**Your instructions**:
Repeat only the lines from the one holding "Give me a plain-text" down to the last line of the listing below, including both of those lines.

==== Provided data ====

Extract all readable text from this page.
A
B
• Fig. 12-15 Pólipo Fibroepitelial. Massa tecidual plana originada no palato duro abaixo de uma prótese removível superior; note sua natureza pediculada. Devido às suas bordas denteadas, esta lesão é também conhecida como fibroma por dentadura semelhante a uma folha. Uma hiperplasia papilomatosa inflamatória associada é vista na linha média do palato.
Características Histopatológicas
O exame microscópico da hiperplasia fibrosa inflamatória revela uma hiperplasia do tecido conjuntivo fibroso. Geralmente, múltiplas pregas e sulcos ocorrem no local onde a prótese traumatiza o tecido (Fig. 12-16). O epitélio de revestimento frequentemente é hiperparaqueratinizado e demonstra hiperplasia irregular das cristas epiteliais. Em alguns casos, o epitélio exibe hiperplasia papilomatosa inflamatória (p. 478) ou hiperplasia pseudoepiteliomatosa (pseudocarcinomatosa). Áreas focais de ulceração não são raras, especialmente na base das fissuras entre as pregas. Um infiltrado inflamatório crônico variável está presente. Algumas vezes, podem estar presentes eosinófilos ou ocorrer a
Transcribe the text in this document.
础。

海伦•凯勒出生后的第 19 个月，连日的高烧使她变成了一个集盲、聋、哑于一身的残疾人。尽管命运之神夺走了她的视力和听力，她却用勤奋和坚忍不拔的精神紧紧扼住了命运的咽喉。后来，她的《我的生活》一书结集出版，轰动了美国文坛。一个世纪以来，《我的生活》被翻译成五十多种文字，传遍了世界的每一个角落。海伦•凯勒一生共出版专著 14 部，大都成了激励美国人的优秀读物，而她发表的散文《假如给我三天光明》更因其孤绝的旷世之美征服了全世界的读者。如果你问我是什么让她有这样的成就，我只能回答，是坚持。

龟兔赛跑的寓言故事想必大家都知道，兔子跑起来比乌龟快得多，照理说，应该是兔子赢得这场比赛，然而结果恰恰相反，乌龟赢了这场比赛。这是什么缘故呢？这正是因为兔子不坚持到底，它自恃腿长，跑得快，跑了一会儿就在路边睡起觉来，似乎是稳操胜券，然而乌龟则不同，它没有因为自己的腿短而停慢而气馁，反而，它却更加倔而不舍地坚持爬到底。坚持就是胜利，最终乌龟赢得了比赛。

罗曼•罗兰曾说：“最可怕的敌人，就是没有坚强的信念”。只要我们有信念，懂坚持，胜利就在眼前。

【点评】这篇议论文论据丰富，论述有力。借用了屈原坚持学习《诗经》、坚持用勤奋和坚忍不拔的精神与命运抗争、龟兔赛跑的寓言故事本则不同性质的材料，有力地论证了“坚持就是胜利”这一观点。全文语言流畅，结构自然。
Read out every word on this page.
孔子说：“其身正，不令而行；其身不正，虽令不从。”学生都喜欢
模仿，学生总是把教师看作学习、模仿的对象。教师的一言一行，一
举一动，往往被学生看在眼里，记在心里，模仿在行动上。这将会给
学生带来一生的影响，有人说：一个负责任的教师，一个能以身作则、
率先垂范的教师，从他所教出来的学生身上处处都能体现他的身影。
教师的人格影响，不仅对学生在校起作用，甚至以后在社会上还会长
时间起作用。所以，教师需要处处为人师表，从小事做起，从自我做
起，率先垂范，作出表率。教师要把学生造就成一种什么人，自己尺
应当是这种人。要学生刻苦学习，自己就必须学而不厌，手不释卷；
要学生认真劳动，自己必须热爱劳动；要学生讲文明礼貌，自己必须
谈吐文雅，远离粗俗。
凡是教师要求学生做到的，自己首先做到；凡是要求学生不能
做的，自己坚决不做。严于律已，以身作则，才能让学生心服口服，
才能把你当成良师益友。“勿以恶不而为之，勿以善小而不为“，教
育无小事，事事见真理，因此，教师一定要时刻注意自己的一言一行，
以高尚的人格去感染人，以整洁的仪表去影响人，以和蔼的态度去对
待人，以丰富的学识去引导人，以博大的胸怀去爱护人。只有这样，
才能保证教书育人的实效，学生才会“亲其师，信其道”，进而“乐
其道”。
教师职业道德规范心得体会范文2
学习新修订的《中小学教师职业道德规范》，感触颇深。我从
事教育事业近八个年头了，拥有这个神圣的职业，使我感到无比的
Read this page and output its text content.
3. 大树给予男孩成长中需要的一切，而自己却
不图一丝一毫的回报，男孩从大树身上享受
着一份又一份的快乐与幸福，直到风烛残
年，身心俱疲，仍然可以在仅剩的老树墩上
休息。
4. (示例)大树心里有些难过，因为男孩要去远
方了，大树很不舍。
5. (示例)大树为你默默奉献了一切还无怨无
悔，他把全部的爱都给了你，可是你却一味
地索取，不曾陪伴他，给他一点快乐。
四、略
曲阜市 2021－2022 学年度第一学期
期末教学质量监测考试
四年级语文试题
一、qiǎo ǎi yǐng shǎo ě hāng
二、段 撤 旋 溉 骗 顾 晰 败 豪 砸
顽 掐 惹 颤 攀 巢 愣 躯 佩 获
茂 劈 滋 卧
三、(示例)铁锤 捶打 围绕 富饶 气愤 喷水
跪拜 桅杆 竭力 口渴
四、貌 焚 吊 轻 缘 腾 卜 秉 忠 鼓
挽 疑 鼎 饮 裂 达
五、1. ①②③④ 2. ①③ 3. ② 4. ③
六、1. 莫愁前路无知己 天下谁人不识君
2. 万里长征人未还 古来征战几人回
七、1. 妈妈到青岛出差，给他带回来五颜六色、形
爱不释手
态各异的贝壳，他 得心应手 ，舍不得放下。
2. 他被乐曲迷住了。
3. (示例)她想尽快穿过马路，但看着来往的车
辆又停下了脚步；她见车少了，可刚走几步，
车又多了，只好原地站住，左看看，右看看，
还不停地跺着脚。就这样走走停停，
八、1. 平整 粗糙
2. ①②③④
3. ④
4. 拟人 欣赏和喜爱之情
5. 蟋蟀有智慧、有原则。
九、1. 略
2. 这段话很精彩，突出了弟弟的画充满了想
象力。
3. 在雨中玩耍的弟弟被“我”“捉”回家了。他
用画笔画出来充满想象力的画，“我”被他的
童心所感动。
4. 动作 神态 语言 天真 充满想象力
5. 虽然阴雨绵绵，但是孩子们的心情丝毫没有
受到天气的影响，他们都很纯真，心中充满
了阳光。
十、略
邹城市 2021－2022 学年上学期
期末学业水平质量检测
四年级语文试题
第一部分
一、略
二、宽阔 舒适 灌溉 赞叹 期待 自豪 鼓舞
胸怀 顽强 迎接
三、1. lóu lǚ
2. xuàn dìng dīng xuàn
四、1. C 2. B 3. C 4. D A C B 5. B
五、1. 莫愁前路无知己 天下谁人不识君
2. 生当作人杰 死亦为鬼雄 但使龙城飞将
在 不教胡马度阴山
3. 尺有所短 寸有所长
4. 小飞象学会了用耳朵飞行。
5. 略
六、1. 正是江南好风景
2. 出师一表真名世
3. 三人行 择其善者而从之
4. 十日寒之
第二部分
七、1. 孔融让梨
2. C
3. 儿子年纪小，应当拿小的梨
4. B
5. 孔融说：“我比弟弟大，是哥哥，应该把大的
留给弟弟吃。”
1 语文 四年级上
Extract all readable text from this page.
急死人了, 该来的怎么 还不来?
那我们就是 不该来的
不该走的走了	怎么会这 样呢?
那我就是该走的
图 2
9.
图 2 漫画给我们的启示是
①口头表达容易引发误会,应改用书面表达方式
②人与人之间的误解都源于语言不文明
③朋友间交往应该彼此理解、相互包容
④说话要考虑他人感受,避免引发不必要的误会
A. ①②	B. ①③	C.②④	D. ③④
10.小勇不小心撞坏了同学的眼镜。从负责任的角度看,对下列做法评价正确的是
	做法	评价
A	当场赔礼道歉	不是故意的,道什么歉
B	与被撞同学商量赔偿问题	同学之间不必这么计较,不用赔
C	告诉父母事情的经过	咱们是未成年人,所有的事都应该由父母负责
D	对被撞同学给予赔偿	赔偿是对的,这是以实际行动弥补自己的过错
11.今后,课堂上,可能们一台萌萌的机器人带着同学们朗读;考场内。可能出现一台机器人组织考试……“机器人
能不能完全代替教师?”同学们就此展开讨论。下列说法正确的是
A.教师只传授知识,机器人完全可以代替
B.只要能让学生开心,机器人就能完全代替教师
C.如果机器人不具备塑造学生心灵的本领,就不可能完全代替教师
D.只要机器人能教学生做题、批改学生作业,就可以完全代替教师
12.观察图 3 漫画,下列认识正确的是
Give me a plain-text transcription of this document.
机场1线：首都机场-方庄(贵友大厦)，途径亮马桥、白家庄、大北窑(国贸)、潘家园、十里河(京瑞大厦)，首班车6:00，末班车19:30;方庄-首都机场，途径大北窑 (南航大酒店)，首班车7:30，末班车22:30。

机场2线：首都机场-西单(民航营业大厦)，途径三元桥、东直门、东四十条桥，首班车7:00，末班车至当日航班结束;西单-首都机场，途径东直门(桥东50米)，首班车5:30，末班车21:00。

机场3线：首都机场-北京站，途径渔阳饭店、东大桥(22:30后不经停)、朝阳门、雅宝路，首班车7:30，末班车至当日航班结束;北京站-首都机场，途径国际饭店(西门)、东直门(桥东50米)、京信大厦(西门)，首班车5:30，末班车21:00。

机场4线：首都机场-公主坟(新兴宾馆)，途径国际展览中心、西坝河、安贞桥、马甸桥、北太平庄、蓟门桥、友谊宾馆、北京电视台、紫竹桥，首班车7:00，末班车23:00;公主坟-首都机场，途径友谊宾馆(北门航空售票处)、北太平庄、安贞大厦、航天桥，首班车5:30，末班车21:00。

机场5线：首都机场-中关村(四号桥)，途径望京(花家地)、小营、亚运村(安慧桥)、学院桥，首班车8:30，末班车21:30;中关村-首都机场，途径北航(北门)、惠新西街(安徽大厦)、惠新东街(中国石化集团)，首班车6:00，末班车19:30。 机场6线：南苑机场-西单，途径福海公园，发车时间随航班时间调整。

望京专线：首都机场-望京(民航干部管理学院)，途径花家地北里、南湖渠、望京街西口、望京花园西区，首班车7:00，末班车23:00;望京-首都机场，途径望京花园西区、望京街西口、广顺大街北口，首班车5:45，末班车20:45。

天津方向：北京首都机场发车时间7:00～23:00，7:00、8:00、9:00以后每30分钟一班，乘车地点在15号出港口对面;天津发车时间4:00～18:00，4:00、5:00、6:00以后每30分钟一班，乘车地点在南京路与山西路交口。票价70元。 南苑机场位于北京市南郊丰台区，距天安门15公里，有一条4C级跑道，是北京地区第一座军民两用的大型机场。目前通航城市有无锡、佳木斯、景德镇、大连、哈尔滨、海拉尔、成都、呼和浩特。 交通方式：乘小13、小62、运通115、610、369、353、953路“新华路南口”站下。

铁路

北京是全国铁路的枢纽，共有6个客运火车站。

====

**Exercise response**:
Give me a plain-text transcription of this document.
机场1线：首都机场-方庄(贵友大厦)，途径亮马桥、白家庄、大北窑(国贸)、潘家园、十里河(京瑞大厦)，首班车6:00，末班车19:30;方庄-首都机场，途径大北窑 (南航大酒店)，首班车7:30，末班车22:30。

机场2线：首都机场-西单(民航营业大厦)，途径三元桥、东直门、东四十条桥，首班车7:00，末班车至当日航班结束;西单-首都机场，途径东直门(桥东50米)，首班车5:30，末班车21:00。

机场3线：首都机场-北京站，途径渔阳饭店、东大桥(22:30后不经停)、朝阳门、雅宝路，首班车7:30，末班车至当日航班结束;北京站-首都机场，途径国际饭店(西门)、东直门(桥东50米)、京信大厦(西门)，首班车5:30，末班车21:00。

机场4线：首都机场-公主坟(新兴宾馆)，途径国际展览中心、西坝河、安贞桥、马甸桥、北太平庄、蓟门桥、友谊宾馆、北京电视台、紫竹桥，首班车7:00，末班车23:00;公主坟-首都机场，途径友谊宾馆(北门航空售票处)、北太平庄、安贞大厦、航天桥，首班车5:30，末班车21:00。

机场5线：首都机场-中关村(四号桥)，途径望京(花家地)、小营、亚运村(安慧桥)、学院桥，首班车8:30，末班车21:30;中关村-首都机场，途径北航(北门)、惠新西街(安徽大厦)、惠新东街(中国石化集团)，首班车6:00，末班车19:30。 机场6线：南苑机场-西单，途径福海公园，发车时间随航班时间调整。

望京专线：首都机场-望京(民航干部管理学院)，途径花家地北里、南湖渠、望京街西口、望京花园西区，首班车7:00，末班车23:00;望京-首都机场，途径望京花园西区、望京街西口、广顺大街北口，首班车5:45，末班车20:45。

天津方向：北京首都机场发车时间7:00～23:00，7:00、8:00、9:00以后每30分钟一班，乘车地点在15号出港口对面;天津发车时间4:00～18:00，4:00、5:00、6:00以后每30分钟一班，乘车地点在南京路与山西路交口。票价70元。 南苑机场位于北京市南郊丰台区，距天安门15公里，有一条4C级跑道，是北京地区第一座军民两用的大型机场。目前通航城市有无锡、佳木斯、景德镇、大连、哈尔滨、海拉尔、成都、呼和浩特。 交通方式：乘小13、小62、运通115、610、369、353、953路“新华路南口”站下。

铁路

北京是全国铁路的枢纽，共有6个客运火车站。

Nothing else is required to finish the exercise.